● Do this
Filter for the word "title" and keep each matching line.

___ Records for this task ___

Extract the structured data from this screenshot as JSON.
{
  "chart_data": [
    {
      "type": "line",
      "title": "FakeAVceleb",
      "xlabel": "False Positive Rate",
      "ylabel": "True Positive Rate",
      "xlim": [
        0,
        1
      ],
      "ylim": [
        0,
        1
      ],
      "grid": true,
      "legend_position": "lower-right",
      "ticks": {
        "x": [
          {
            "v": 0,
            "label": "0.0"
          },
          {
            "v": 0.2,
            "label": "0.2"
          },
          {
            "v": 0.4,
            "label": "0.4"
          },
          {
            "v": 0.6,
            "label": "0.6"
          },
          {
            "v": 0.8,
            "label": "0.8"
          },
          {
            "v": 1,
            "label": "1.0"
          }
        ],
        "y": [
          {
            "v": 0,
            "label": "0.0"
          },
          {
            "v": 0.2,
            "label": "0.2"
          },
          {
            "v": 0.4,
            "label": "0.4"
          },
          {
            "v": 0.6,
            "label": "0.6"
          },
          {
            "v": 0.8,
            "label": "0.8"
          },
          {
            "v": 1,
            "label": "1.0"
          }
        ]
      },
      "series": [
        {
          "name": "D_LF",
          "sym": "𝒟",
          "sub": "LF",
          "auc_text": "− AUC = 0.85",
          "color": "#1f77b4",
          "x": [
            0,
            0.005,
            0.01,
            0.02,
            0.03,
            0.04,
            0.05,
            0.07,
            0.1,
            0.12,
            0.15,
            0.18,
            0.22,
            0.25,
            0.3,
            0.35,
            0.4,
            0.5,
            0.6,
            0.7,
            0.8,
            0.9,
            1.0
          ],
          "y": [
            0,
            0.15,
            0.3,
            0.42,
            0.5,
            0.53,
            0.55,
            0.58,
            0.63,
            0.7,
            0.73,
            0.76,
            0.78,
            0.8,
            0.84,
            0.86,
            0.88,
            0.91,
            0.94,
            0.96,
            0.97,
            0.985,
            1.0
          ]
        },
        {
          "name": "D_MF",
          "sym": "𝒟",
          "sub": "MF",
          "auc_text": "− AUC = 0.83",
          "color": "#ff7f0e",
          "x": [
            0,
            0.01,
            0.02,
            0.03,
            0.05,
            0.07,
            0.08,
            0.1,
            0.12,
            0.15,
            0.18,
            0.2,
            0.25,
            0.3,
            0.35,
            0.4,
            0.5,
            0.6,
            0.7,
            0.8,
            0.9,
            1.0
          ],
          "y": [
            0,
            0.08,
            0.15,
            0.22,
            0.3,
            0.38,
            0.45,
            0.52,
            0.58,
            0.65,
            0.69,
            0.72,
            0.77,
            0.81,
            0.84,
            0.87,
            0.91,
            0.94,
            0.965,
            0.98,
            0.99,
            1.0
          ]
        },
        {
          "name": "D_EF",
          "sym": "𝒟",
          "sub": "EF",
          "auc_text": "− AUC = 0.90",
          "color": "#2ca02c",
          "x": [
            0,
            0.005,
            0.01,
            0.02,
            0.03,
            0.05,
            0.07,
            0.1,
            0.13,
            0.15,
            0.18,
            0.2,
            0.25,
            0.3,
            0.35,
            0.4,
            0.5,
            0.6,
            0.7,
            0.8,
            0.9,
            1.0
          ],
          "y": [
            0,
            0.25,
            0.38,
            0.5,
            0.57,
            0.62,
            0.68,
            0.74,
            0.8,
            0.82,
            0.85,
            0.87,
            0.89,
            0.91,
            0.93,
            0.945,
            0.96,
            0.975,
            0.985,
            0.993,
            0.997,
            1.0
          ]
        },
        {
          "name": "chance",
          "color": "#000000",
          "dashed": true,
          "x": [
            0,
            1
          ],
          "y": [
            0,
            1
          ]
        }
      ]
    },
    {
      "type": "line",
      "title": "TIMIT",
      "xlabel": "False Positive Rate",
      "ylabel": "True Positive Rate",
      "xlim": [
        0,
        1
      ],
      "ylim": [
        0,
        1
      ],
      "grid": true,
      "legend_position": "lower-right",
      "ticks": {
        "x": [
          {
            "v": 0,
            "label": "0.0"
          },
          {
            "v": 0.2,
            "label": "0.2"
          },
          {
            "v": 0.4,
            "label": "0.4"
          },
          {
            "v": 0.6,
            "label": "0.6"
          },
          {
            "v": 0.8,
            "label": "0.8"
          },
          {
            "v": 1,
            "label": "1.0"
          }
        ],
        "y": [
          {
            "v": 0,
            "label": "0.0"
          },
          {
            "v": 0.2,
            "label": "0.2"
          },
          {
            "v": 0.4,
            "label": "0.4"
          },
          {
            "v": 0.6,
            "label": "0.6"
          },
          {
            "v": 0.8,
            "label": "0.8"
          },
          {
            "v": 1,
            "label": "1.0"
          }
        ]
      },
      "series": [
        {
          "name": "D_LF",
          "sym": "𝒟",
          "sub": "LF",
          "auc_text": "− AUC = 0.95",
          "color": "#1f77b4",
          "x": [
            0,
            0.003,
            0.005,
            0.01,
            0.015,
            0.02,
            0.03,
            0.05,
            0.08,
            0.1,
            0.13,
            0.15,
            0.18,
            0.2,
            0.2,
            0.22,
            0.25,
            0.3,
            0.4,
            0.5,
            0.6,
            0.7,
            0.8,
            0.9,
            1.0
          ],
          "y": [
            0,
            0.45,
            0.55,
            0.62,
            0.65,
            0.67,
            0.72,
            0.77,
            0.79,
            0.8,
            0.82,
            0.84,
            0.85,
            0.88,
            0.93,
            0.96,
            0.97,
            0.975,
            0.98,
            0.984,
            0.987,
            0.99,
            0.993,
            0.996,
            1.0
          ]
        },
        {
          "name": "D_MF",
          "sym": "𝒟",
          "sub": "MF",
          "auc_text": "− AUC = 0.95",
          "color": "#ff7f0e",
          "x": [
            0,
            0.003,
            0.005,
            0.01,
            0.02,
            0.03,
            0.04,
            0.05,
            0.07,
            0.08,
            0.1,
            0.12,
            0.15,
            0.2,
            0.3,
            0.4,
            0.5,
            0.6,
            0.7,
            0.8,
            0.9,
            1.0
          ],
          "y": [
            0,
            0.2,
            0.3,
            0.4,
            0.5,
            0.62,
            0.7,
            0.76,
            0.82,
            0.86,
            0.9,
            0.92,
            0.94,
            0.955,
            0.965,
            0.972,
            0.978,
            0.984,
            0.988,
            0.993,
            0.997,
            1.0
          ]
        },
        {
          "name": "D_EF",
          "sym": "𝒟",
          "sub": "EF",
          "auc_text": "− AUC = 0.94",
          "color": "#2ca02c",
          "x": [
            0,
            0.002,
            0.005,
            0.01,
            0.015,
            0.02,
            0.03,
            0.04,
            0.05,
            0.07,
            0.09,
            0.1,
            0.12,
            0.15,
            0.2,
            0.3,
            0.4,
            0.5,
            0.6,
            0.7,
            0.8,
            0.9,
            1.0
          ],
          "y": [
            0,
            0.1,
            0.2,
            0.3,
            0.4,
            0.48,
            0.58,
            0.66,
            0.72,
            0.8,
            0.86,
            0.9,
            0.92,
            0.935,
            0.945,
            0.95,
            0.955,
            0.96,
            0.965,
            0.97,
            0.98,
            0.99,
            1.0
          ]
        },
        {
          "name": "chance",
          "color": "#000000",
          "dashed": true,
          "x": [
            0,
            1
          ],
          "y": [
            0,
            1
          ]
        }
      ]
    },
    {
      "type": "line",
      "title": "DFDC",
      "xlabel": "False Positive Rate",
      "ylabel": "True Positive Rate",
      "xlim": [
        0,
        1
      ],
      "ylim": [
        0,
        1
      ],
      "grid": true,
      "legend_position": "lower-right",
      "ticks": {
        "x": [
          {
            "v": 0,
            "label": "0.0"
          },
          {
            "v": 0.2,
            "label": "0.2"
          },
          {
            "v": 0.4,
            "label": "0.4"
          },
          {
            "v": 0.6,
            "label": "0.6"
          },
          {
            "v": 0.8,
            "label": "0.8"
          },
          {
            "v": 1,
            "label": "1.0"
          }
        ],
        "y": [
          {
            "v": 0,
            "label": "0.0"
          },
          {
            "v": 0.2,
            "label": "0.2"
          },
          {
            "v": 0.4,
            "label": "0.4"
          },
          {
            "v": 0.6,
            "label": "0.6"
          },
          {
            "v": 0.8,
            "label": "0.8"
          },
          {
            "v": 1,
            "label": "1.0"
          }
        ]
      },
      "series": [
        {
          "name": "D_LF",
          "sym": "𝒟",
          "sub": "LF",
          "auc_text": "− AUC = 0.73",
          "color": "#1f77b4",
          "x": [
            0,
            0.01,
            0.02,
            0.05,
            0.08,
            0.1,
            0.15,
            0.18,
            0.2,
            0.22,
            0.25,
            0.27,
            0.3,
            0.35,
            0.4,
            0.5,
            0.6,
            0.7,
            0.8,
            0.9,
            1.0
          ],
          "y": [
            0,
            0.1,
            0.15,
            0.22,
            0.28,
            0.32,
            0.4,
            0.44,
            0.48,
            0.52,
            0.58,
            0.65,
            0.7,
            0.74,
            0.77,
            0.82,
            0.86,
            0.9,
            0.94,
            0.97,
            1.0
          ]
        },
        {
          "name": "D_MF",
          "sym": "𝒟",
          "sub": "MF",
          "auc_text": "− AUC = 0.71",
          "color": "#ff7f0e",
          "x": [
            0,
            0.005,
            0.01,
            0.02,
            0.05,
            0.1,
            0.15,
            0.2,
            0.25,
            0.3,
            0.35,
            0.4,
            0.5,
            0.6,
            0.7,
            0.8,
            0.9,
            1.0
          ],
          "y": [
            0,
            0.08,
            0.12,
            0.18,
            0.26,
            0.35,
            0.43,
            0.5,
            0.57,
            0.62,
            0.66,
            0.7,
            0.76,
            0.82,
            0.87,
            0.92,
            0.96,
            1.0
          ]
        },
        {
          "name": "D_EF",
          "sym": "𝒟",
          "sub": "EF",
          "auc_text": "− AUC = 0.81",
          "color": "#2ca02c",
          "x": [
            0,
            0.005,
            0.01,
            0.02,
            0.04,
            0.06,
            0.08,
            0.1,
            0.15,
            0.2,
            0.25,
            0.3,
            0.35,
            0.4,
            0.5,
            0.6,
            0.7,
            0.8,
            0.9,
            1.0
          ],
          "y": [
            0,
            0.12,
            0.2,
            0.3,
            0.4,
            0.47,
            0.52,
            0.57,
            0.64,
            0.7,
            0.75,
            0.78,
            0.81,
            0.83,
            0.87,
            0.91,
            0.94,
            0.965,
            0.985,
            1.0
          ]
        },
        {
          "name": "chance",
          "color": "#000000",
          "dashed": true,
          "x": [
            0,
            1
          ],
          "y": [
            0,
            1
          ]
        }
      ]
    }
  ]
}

___

● Result of this task
      "title": "FakeAVceleb",
      "title": "TIMIT",
      "title": "DFDC",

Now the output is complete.